YOUR GOAL. Reproduce all the material exactly, minus any pictures it holds.

■ ■ ■ ■ ■

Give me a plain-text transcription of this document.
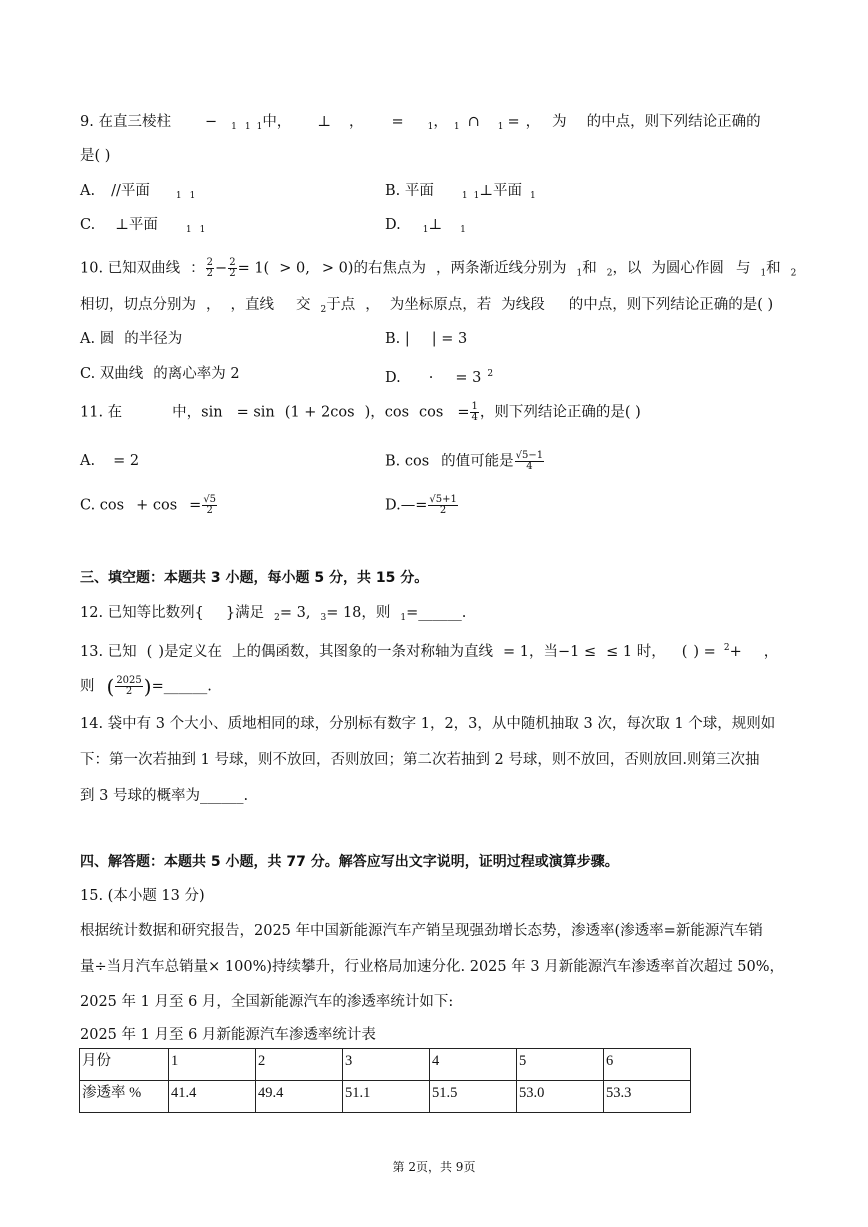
9. 在直三棱柱 − $_1$ $_1$ $_1$中， ⊥ ， =	$_1$， $_1$ ∩ $_1$ = ， 为 的中点，则下列结论正确的
是( )
A. //平面	$_1$ $_1$	B. 平面	$_1$ $_1$⊥平面 $_1$
C. ⊥平面	$_1$ $_1$	D. $_1$⊥ $_1$
10. 已知双曲线 ： $\frac{2}{2} - \frac{2}{2} = 1( > 0$, > 0)的右焦点为 ，两条渐近线分别为 $_1$和 $_2$，以 为圆心作圆 与 $_1$和 $_2$
相切，切点分别为 ， ，直线 交 $_2$于点 ， 为坐标原点，若 为线段 的中点，则下列结论正确的是( )
A. 圆 的半径为	B. | | = 3
C. 双曲线 的离心率为 2	D. · = 3 $^2$
11. 在	中，sin = sin (1 + 2cos )，$\cos \cos = \frac{1}{4}$ ，则下列结论正确的是( )
A. = 2	B. cos 的值可能是 $\frac{√5-1}{4}$
C. $\cos + \cos = \frac{√5}{2}$	D.—= $\frac{√5+1}{2}$
三、填空题：本题共 3 小题，每小题 5 分，共 15 分。
12. 已知等比数列{ }满足 $_2$= 3, $_3$= 18，则 $_1$=______.
13. 已知 ( )是定义在 上的偶函数，其图象的一条对称轴为直线 = 1，当−1 ≤ ≤ 1 时， ( ) = $^2$+ ，
则 ( $\frac{2025}{2}$ )=______.
14. 袋中有 3 个大小、质地相同的球，分别标有数字 1，2，3，从中随机抽取 3 次，每次取 1 个球，规则如
下：第一次若抽到 1 号球，则不放回，否则放回；第二次若抽到 2 号球，则不放回，否则放回.则第三次抽
到 3 号球的概率为______.
四、解答题：本题共 5 小题，共 77 分。解答应写出文字说明，证明过程或演算步骤。
15. (本小题 13 分)
根据统计数据和研究报告，2025 年中国新能源汽车产销呈现强劲增长态势，渗透率(渗透率=新能源汽车销
量÷当月汽车总销量× 100%)持续攀升，行业格局加速分化. 2025 年 3 月新能源汽车渗透率首次超过 50%，
2025 年 1 月至 6 月，全国新能源汽车的渗透率统计如下:
2025 年 1 月至 6 月新能源汽车渗透率统计表
月份	1	2	3	4	5	6
渗透率 %	41.4	49.4	51.1	51.5	53.0	53.3
第 2页，共 9页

■ ■ ■ ■ ■

THE COMPLETED TASK.
Give me a plain-text transcription of this document.
9. 在直三棱柱 − $_1$ $_1$ $_1$中， ⊥ ， =	$_1$， $_1$ ∩ $_1$ = ， 为 的中点，则下列结论正确的
是( )
A. //平面	$_1$ $_1$	B. 平面	$_1$ $_1$⊥平面 $_1$
C. ⊥平面	$_1$ $_1$	D. $_1$⊥ $_1$
10. 已知双曲线 ： $\frac{2}{2} - \frac{2}{2} = 1( > 0$, > 0)的右焦点为 ，两条渐近线分别为 $_1$和 $_2$，以 为圆心作圆 与 $_1$和 $_2$
相切，切点分别为 ， ，直线 交 $_2$于点 ， 为坐标原点，若 为线段 的中点，则下列结论正确的是( )
A. 圆 的半径为	B. | | = 3
C. 双曲线 的离心率为 2	D. · = 3 $^2$
11. 在	中，sin = sin (1 + 2cos )，$\cos \cos = \frac{1}{4}$ ，则下列结论正确的是( )
A. = 2	B. cos 的值可能是 $\frac{√5-1}{4}$
C. $\cos + \cos = \frac{√5}{2}$	D.—= $\frac{√5+1}{2}$
三、填空题：本题共 3 小题，每小题 5 分，共 15 分。
12. 已知等比数列{ }满足 $_2$= 3, $_3$= 18，则 $_1$=______.
13. 已知 ( )是定义在 上的偶函数，其图象的一条对称轴为直线 = 1，当−1 ≤ ≤ 1 时， ( ) = $^2$+ ，
则 ( $\frac{2025}{2}$ )=______.
14. 袋中有 3 个大小、质地相同的球，分别标有数字 1，2，3，从中随机抽取 3 次，每次取 1 个球，规则如
下：第一次若抽到 1 号球，则不放回，否则放回；第二次若抽到 2 号球，则不放回，否则放回.则第三次抽
到 3 号球的概率为______.
四、解答题：本题共 5 小题，共 77 分。解答应写出文字说明，证明过程或演算步骤。
15. (本小题 13 分)
根据统计数据和研究报告，2025 年中国新能源汽车产销呈现强劲增长态势，渗透率(渗透率=新能源汽车销
量÷当月汽车总销量× 100%)持续攀升，行业格局加速分化. 2025 年 3 月新能源汽车渗透率首次超过 50%，
2025 年 1 月至 6 月，全国新能源汽车的渗透率统计如下:
2025 年 1 月至 6 月新能源汽车渗透率统计表
月份	1	2	3	4	5	6
渗透率 %	41.4	49.4	51.1	51.5	53.0	53.3
第 2页，共 9页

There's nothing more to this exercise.